■ Task statement:
Each entry below must be repeated word for word.
-- Start Record extracts --
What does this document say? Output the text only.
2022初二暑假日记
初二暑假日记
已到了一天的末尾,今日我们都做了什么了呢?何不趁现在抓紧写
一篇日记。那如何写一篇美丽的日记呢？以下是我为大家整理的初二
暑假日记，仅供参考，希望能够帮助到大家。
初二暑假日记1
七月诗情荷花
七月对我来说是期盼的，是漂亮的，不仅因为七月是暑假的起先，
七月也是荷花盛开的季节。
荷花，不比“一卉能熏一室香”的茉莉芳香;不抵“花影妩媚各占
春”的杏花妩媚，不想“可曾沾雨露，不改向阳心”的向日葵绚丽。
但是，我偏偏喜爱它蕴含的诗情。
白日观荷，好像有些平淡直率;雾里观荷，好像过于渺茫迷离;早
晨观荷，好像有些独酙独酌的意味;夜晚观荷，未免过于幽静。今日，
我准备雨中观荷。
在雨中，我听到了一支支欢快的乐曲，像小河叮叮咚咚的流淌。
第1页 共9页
-- End Record extracts --
■ The solution:
What does this document say? Output the text only.
2022初二暑假日记
初二暑假日记
已到了一天的末尾,今日我们都做了什么了呢?何不趁现在抓紧写
一篇日记。那如何写一篇美丽的日记呢？以下是我为大家整理的初二
暑假日记，仅供参考，希望能够帮助到大家。
初二暑假日记1
七月诗情荷花
七月对我来说是期盼的，是漂亮的，不仅因为七月是暑假的起先，
七月也是荷花盛开的季节。
荷花，不比“一卉能熏一室香”的茉莉芳香;不抵“花影妩媚各占
春”的杏花妩媚，不想“可曾沾雨露，不改向阳心”的向日葵绚丽。
但是，我偏偏喜爱它蕴含的诗情。
白日观荷，好像有些平淡直率;雾里观荷，好像过于渺茫迷离;早
晨观荷，好像有些独酙独酌的意味;夜晚观荷，未免过于幽静。今日，
我准备雨中观荷。
在雨中，我听到了一支支欢快的乐曲，像小河叮叮咚咚的流淌。
第1页 共9页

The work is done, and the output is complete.